• [Written exercise]: Exactly as they appear, output all of the entries.
::: Records to process
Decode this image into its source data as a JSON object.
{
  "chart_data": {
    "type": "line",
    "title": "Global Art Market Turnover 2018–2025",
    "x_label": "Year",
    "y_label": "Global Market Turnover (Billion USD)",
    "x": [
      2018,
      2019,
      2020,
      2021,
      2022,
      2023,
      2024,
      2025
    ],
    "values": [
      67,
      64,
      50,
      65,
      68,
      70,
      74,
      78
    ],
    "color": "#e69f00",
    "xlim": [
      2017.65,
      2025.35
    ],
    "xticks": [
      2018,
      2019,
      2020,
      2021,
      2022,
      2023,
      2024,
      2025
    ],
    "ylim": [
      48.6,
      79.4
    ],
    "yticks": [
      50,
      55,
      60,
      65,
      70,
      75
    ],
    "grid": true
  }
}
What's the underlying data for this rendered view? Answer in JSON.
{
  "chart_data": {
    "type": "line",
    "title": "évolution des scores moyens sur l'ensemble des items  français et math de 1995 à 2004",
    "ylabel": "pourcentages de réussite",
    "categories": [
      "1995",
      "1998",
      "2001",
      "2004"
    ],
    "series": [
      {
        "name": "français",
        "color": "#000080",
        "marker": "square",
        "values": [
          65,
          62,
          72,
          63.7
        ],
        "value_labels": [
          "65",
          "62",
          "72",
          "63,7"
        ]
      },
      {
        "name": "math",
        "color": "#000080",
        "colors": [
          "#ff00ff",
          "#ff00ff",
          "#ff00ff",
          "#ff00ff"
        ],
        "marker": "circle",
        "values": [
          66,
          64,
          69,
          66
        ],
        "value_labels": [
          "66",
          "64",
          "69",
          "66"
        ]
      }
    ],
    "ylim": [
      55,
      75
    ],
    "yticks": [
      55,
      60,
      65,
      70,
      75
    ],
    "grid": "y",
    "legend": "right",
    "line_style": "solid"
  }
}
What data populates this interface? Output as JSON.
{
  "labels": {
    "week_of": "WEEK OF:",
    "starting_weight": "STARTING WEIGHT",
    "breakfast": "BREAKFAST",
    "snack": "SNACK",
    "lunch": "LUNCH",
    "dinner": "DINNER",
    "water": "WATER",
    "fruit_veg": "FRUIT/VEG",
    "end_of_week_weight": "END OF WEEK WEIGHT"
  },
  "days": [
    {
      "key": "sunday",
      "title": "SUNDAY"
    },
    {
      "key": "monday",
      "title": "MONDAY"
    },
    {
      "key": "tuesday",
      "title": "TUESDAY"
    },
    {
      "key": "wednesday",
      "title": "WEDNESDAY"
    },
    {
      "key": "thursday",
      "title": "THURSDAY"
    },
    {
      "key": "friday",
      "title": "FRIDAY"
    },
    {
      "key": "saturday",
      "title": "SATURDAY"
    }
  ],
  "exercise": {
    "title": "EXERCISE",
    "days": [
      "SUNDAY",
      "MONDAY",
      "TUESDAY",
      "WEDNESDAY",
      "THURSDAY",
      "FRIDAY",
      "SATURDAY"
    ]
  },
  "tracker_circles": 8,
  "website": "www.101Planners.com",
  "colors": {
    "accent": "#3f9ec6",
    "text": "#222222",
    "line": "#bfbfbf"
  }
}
::::::
• [Complete response]:
Decode this image into its source data as a JSON object.
{
  "chart_data": {
    "type": "line",
    "title": "Global Art Market Turnover 2018–2025",
    "x_label": "Year",
    "y_label": "Global Market Turnover (Billion USD)",
    "x": [
      2018,
      2019,
      2020,
      2021,
      2022,
      2023,
      2024,
      2025
    ],
    "values": [
      67,
      64,
      50,
      65,
      68,
      70,
      74,
      78
    ],
    "color": "#e69f00",
    "xlim": [
      2017.65,
      2025.35
    ],
    "xticks": [
      2018,
      2019,
      2020,
      2021,
      2022,
      2023,
      2024,
      2025
    ],
    "ylim": [
      48.6,
      79.4
    ],
    "yticks": [
      50,
      55,
      60,
      65,
      70,
      75
    ],
    "grid": true
  }
}
What's the underlying data for this rendered view? Answer in JSON.
{
  "chart_data": {
    "type": "line",
    "title": "évolution des scores moyens sur l'ensemble des items  français et math de 1995 à 2004",
    "ylabel": "pourcentages de réussite",
    "categories": [
      "1995",
      "1998",
      "2001",
      "2004"
    ],
    "series": [
      {
        "name": "français",
        "color": "#000080",
        "marker": "square",
        "values": [
          65,
          62,
          72,
          63.7
        ],
        "value_labels": [
          "65",
          "62",
          "72",
          "63,7"
        ]
      },
      {
        "name": "math",
        "color": "#000080",
        "colors": [
          "#ff00ff",
          "#ff00ff",
          "#ff00ff",
          "#ff00ff"
        ],
        "marker": "circle",
        "values": [
          66,
          64,
          69,
          66
        ],
        "value_labels": [
          "66",
          "64",
          "69",
          "66"
        ]
      }
    ],
    "ylim": [
      55,
      75
    ],
    "yticks": [
      55,
      60,
      65,
      70,
      75
    ],
    "grid": "y",
    "legend": "right",
    "line_style": "solid"
  }
}
What data populates this interface? Output as JSON.
{
  "labels": {
    "week_of": "WEEK OF:",
    "starting_weight": "STARTING WEIGHT",
    "breakfast": "BREAKFAST",
    "snack": "SNACK",
    "lunch": "LUNCH",
    "dinner": "DINNER",
    "water": "WATER",
    "fruit_veg": "FRUIT/VEG",
    "end_of_week_weight": "END OF WEEK WEIGHT"
  },
  "days": [
    {
      "key": "sunday",
      "title": "SUNDAY"
    },
    {
      "key": "monday",
      "title": "MONDAY"
    },
    {
      "key": "tuesday",
      "title": "TUESDAY"
    },
    {
      "key": "wednesday",
      "title": "WEDNESDAY"
    },
    {
      "key": "thursday",
      "title": "THURSDAY"
    },
    {
      "key": "friday",
      "title": "FRIDAY"
    },
    {
      "key": "saturday",
      "title": "SATURDAY"
    }
  ],
  "exercise": {
    "title": "EXERCISE",
    "days": [
      "SUNDAY",
      "MONDAY",
      "TUESDAY",
      "WEDNESDAY",
      "THURSDAY",
      "FRIDAY",
      "SATURDAY"
    ]
  },
  "tracker_circles": 8,
  "website": "www.101Planners.com",
  "colors": {
    "accent": "#3f9ec6",
    "text": "#222222",
    "line": "#bfbfbf"
  }
}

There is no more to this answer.